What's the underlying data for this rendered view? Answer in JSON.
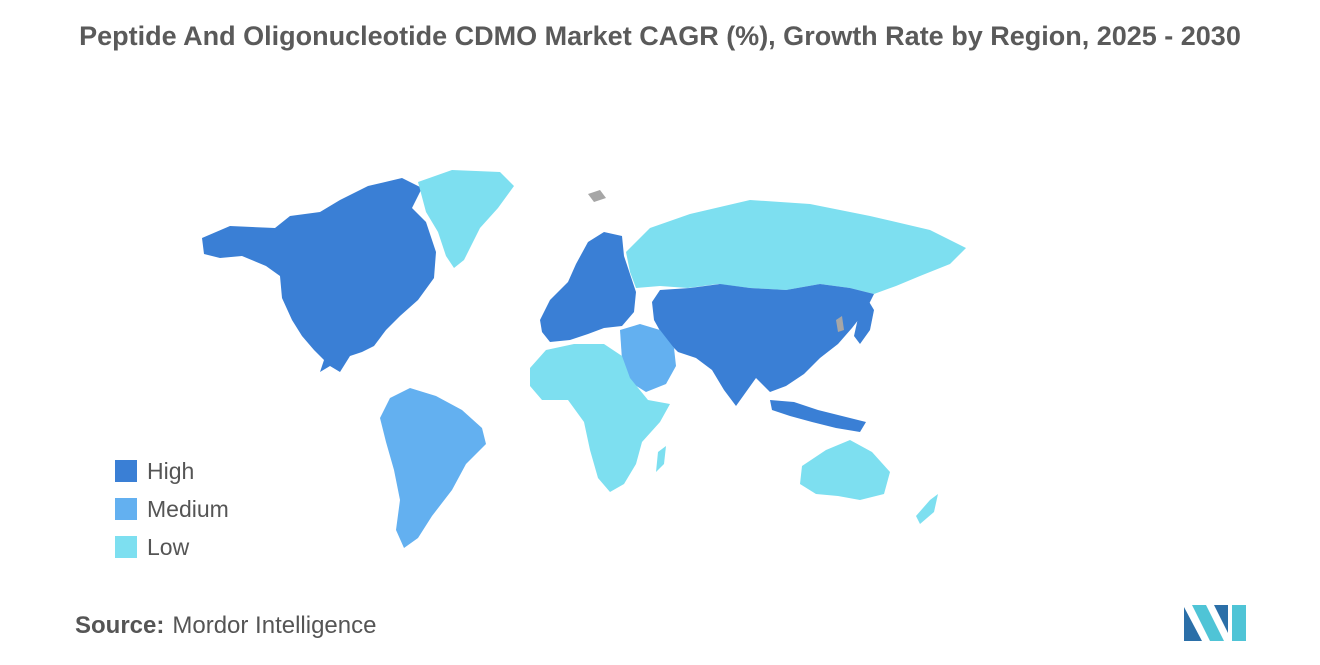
{
  "title": "Peptide And Oligonucleotide CDMO Market CAGR (%), Growth Rate by Region, 2025 - 2030",
  "legend": {
    "items": [
      {
        "label": "High",
        "color": "#3a7fd5"
      },
      {
        "label": "Medium",
        "color": "#63b0f0"
      },
      {
        "label": "Low",
        "color": "#7ddff0"
      }
    ]
  },
  "regions": {
    "north_america": "High",
    "europe": "High",
    "asia": "High",
    "south_america": "Medium",
    "middle_east": "Medium",
    "africa": "Low",
    "russia": "Low",
    "greenland": "Low",
    "australia": "Low"
  },
  "source": {
    "label": "Source:",
    "name": "Mordor Intelligence"
  },
  "colors": {
    "no_data": "#a6a6a6",
    "title": "#5a5a5a",
    "text": "#555555"
  },
  "icons": {
    "logo": "mordor-intelligence-logo"
  }
}
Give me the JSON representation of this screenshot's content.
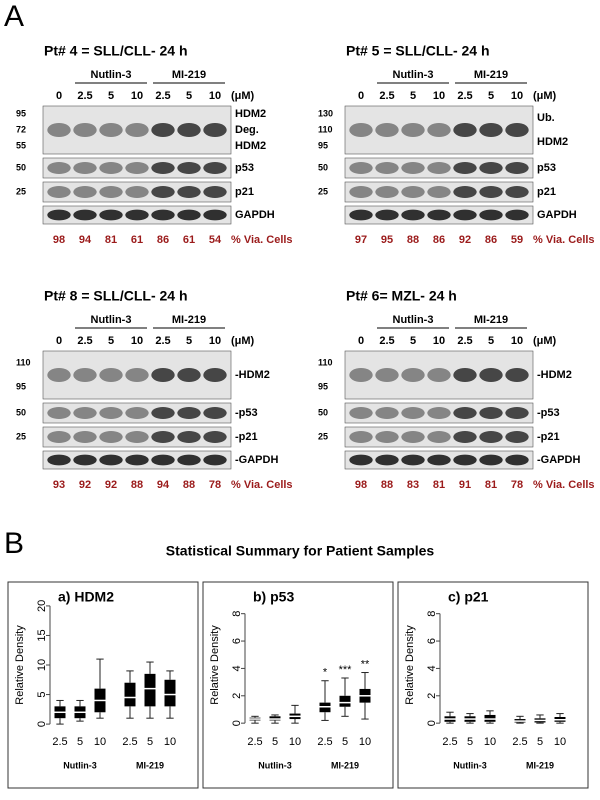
{
  "panel_labels": [
    "A",
    "B"
  ],
  "blots": [
    {
      "title": "Pt# 4 = SLL/CLL- 24 h",
      "groups": [
        "Nutlin-3",
        "MI-219"
      ],
      "doses": [
        "0",
        "2.5",
        "5",
        "10",
        "2.5",
        "5",
        "10"
      ],
      "unit": "(μM)",
      "strips": [
        {
          "markers": [
            "95",
            "72",
            "55"
          ],
          "labels": [
            "HDM2",
            "Deg.",
            "HDM2"
          ]
        },
        {
          "markers": [
            "50"
          ],
          "labels": [
            "p53"
          ]
        },
        {
          "markers": [
            "25"
          ],
          "labels": [
            "p21"
          ]
        },
        {
          "labels": [
            "GAPDH"
          ]
        }
      ],
      "viability": [
        98,
        94,
        81,
        61,
        86,
        61,
        54
      ],
      "viability_label": "% Via. Cells"
    },
    {
      "title": "Pt# 5 = SLL/CLL- 24 h",
      "groups": [
        "Nutlin-3",
        "MI-219"
      ],
      "doses": [
        "0",
        "2.5",
        "5",
        "10",
        "2.5",
        "5",
        "10"
      ],
      "unit": "(μM)",
      "strips": [
        {
          "markers": [
            "130",
            "110",
            "95"
          ],
          "labels": [
            "Ub.",
            "HDM2"
          ]
        },
        {
          "markers": [
            "50"
          ],
          "labels": [
            "p53"
          ]
        },
        {
          "markers": [
            "25"
          ],
          "labels": [
            "p21"
          ]
        },
        {
          "labels": [
            "GAPDH"
          ]
        }
      ],
      "viability": [
        97,
        95,
        88,
        86,
        92,
        86,
        59
      ],
      "viability_label": "% Via. Cells"
    },
    {
      "title": "Pt# 8 = SLL/CLL- 24 h",
      "groups": [
        "Nutlin-3",
        "MI-219"
      ],
      "doses": [
        "0",
        "2.5",
        "5",
        "10",
        "2.5",
        "5",
        "10"
      ],
      "unit": "(μM)",
      "strips": [
        {
          "markers": [
            "110",
            "95"
          ],
          "labels": [
            "-HDM2"
          ]
        },
        {
          "markers": [
            "50"
          ],
          "labels": [
            "-p53"
          ]
        },
        {
          "markers": [
            "25"
          ],
          "labels": [
            "-p21"
          ]
        },
        {
          "labels": [
            "-GAPDH"
          ]
        }
      ],
      "viability": [
        93,
        92,
        92,
        88,
        94,
        88,
        78
      ],
      "viability_label": "% Via. Cells"
    },
    {
      "title": "Pt# 6= MZL- 24 h",
      "groups": [
        "Nutlin-3",
        "MI-219"
      ],
      "doses": [
        "0",
        "2.5",
        "5",
        "10",
        "2.5",
        "5",
        "10"
      ],
      "unit": "(μM)",
      "strips": [
        {
          "markers": [
            "110",
            "95"
          ],
          "labels": [
            "-HDM2"
          ]
        },
        {
          "markers": [
            "50"
          ],
          "labels": [
            "-p53"
          ]
        },
        {
          "markers": [
            "25"
          ],
          "labels": [
            "-p21"
          ]
        },
        {
          "labels": [
            "-GAPDH"
          ]
        }
      ],
      "viability": [
        98,
        88,
        83,
        81,
        91,
        81,
        78
      ],
      "viability_label": "% Via. Cells"
    }
  ],
  "summary_title": "Statistical Summary for Patient Samples",
  "chart_data": [
    {
      "type": "box",
      "title": "a)  HDM2",
      "y_label": "Relative Density",
      "categories": [
        "2.5",
        "5",
        "10",
        "2.5",
        "5",
        "10"
      ],
      "groups": [
        "Nutlin-3",
        "MI-219"
      ],
      "ylim": [
        -1,
        21
      ],
      "yticks": [
        0,
        5,
        10,
        15,
        20
      ],
      "boxes": [
        {
          "min": 0,
          "q1": 1,
          "median": 2,
          "q3": 3,
          "max": 4
        },
        {
          "min": 0.5,
          "q1": 1,
          "median": 2,
          "q3": 3,
          "max": 4
        },
        {
          "min": 1,
          "q1": 2,
          "median": 4,
          "q3": 6,
          "max": 11
        },
        {
          "min": 1,
          "q1": 3,
          "median": 4.5,
          "q3": 7,
          "max": 9
        },
        {
          "min": 1,
          "q1": 3,
          "median": 6,
          "q3": 8.5,
          "max": 10.5
        },
        {
          "min": 1,
          "q1": 3,
          "median": 5,
          "q3": 7.5,
          "max": 9
        }
      ]
    },
    {
      "type": "box",
      "title": "b)  p53",
      "y_label": "Relative Density",
      "categories": [
        "2.5",
        "5",
        "10",
        "2.5",
        "5",
        "10"
      ],
      "groups": [
        "Nutlin-3",
        "MI-219"
      ],
      "ylim": [
        -0.5,
        9
      ],
      "yticks": [
        0,
        2,
        4,
        6,
        8
      ],
      "boxes": [
        {
          "min": 0,
          "q1": 0.2,
          "median": 0.3,
          "q3": 0.4,
          "max": 0.5
        },
        {
          "min": 0,
          "q1": 0.2,
          "median": 0.3,
          "q3": 0.5,
          "max": 0.6
        },
        {
          "min": 0,
          "q1": 0.3,
          "median": 0.5,
          "q3": 0.7,
          "max": 1.3
        },
        {
          "min": 0.2,
          "q1": 0.8,
          "median": 1.2,
          "q3": 1.5,
          "max": 3.1,
          "label": "*"
        },
        {
          "min": 0.5,
          "q1": 1.2,
          "median": 1.5,
          "q3": 2,
          "max": 3.3,
          "label": "***"
        },
        {
          "min": 0.3,
          "q1": 1.5,
          "median": 2,
          "q3": 2.5,
          "max": 3.7,
          "label": "**"
        }
      ]
    },
    {
      "type": "box",
      "title": "c)  p21",
      "y_label": "Relative Density",
      "categories": [
        "2.5",
        "5",
        "10",
        "2.5",
        "5",
        "10"
      ],
      "groups": [
        "Nutlin-3",
        "MI-219"
      ],
      "ylim": [
        -0.5,
        9
      ],
      "yticks": [
        0,
        2,
        4,
        6,
        8
      ],
      "boxes": [
        {
          "min": 0,
          "q1": 0.1,
          "median": 0.3,
          "q3": 0.5,
          "max": 0.8
        },
        {
          "min": 0,
          "q1": 0.1,
          "median": 0.3,
          "q3": 0.5,
          "max": 0.7
        },
        {
          "min": 0,
          "q1": 0.1,
          "median": 0.3,
          "q3": 0.6,
          "max": 0.9
        },
        {
          "min": 0,
          "q1": 0.05,
          "median": 0.15,
          "q3": 0.3,
          "max": 0.5
        },
        {
          "min": 0,
          "q1": 0.05,
          "median": 0.2,
          "q3": 0.35,
          "max": 0.6
        },
        {
          "min": 0,
          "q1": 0.1,
          "median": 0.25,
          "q3": 0.45,
          "max": 0.7
        }
      ]
    }
  ]
}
============================================================
* _WORK ORDER_: Give only the count of lines in the data that include the string "this".

* _WRITTEN RESPONSE_: 2